SHORT TASK
Arrange the lines between the line containing "Patent image size: (969, 636)." and the line containing "The beam 343 is at (483, 122).", inclusive, as a JSON list of strings with one string per line, leaving out blank lines.

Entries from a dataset
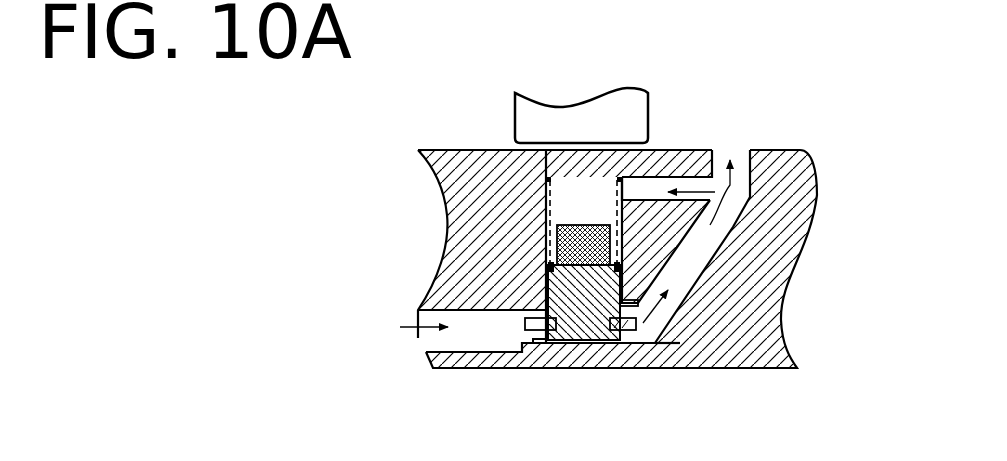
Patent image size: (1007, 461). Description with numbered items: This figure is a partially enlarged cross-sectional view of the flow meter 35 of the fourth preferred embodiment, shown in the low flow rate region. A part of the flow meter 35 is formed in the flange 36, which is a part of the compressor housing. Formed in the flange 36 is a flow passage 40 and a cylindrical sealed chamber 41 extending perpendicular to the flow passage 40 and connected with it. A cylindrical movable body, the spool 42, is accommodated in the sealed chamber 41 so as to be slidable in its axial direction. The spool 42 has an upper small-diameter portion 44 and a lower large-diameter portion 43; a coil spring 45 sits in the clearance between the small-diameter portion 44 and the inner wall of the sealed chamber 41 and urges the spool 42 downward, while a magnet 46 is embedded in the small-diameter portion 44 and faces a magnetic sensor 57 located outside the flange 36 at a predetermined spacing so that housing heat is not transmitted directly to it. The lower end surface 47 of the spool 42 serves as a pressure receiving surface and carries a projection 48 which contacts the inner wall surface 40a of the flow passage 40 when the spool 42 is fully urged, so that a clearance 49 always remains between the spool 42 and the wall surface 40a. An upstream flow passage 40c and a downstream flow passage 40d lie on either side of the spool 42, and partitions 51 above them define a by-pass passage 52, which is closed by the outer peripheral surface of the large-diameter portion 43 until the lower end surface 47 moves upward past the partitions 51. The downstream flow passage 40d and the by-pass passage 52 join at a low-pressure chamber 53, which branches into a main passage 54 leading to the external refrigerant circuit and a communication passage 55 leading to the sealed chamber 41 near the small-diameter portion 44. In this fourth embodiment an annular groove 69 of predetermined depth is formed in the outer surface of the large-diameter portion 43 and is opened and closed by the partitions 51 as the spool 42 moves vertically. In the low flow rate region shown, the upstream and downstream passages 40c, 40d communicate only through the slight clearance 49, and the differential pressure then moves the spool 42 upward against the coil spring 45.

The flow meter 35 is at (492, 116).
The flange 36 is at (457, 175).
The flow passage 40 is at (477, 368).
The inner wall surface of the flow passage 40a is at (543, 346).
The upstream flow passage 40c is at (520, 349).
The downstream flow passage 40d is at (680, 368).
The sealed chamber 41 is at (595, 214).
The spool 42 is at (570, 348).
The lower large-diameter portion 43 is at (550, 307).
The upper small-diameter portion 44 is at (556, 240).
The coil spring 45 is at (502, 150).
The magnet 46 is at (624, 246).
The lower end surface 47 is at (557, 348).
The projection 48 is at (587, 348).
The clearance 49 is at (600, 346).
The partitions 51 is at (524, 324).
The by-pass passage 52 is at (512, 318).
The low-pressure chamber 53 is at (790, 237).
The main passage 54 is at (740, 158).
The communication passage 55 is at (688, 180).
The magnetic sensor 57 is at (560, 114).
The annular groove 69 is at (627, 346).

...

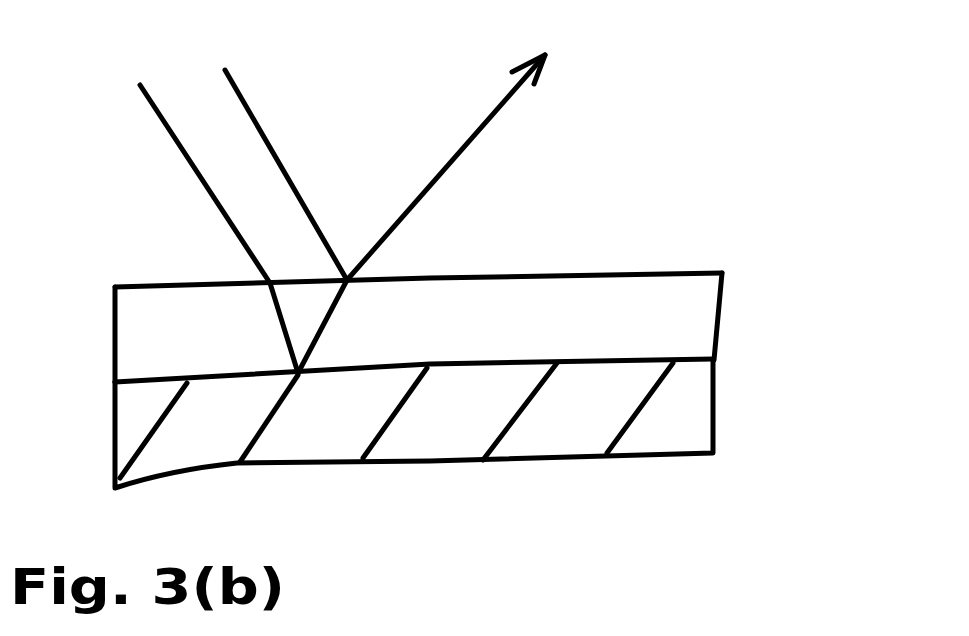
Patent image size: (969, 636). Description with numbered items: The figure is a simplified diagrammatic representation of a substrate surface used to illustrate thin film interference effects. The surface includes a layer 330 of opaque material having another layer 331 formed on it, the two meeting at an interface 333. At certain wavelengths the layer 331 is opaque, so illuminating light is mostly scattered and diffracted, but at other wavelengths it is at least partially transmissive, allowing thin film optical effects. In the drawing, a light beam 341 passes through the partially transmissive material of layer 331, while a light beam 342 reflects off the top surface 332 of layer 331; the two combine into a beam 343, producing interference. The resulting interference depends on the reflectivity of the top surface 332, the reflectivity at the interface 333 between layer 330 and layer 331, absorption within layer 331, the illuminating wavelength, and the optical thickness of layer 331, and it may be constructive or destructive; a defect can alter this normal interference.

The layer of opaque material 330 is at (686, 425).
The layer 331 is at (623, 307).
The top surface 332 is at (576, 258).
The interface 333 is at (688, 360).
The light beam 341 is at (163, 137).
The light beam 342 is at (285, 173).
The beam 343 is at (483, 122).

--

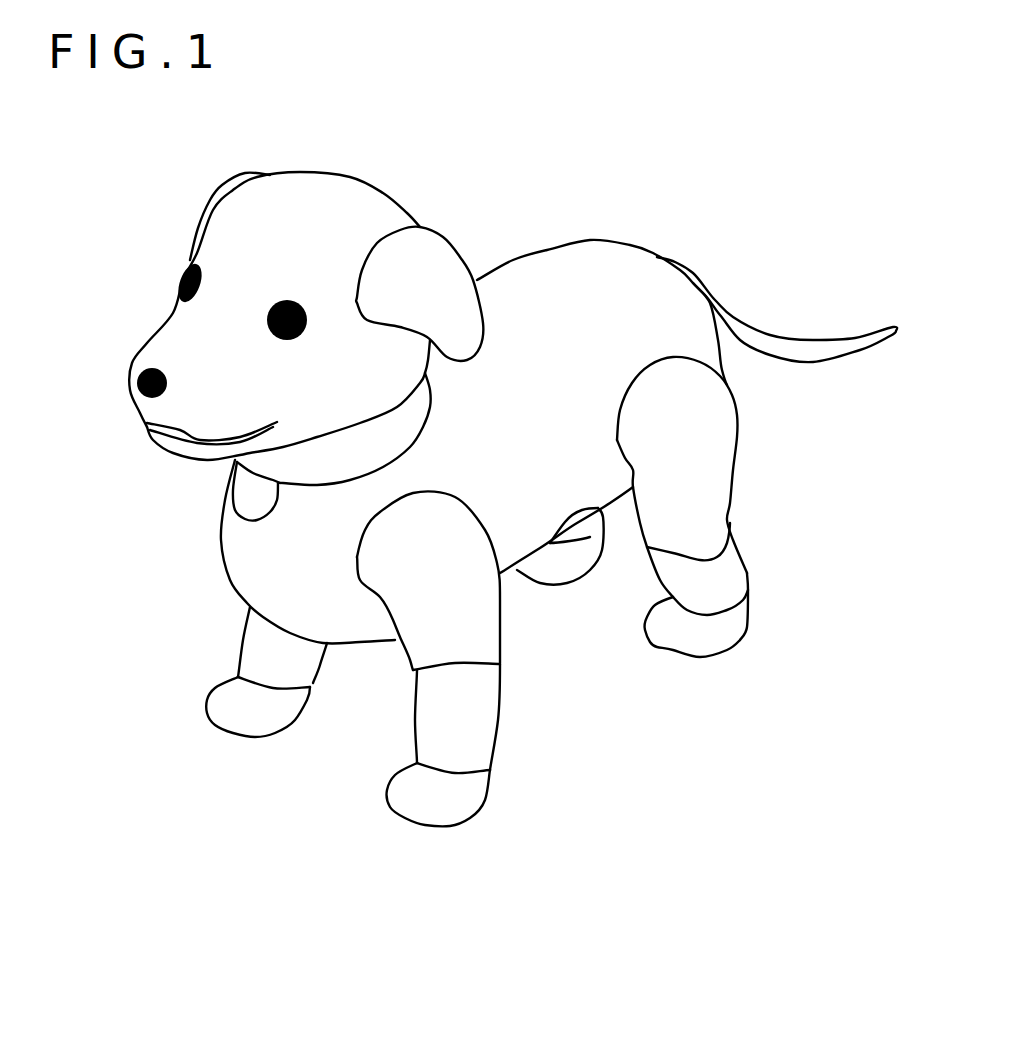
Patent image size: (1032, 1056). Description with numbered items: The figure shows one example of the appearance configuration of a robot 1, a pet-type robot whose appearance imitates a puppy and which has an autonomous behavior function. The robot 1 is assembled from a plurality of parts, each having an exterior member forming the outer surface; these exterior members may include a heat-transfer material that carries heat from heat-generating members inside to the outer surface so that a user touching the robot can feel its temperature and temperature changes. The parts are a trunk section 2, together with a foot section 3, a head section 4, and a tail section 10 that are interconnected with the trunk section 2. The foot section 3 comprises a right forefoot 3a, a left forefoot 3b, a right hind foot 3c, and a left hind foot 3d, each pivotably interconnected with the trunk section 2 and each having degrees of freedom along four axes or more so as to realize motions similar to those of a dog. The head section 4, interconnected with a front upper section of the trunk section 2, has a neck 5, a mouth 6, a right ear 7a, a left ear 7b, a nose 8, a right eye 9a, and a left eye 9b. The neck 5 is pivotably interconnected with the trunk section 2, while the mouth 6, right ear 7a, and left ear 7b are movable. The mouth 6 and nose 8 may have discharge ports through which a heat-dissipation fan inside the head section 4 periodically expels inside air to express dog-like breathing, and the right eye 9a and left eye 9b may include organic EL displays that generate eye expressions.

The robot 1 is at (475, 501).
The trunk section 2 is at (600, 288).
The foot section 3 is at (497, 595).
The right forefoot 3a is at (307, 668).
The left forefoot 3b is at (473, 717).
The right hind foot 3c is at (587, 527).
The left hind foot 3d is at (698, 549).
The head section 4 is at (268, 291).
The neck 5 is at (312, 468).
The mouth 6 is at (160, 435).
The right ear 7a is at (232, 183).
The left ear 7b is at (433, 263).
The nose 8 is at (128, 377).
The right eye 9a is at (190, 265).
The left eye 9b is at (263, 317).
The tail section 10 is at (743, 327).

EXERCISE RESULT
[
  "Patent image size: (969, 636). Description with numbered items: The figure is a simplified diagrammatic representation of a substrate surface used to illustrate thin film interference effects. The surface includes a layer 330 of opaque material having another layer 331 formed on it, the two meeting at an interface 333. At certain wavelengths the layer 331 is opaque, so illuminating light is mostly scattered and diffracted, but at other wavelengths it is at least partially transmissive, allowing thin film optical effects. In the drawing, a light beam 341 passes through the partially transmissive material of layer 331, while a light beam 342 reflects off the top surface 332 of layer 331; the two combine into a beam 343, producing interference. The resulting interference depends on the reflectivity of the top surface 332, the reflectivity at the interface 333 between layer 330 and layer 331, absorption within layer 331, the illuminating wavelength, and the optical thickness of layer 331, and it may be constructive or destructive; a defect can alter this normal interference.",
  "The layer of opaque material 330 is at (686, 425).",
  "The layer 331 is at (623, 307).",
  "The top surface 332 is at (576, 258).",
  "The interface 333 is at (688, 360).",
  "The light beam 341 is at (163, 137).",
  "The light beam 342 is at (285, 173).",
  "The beam 343 is at (483, 122)."
]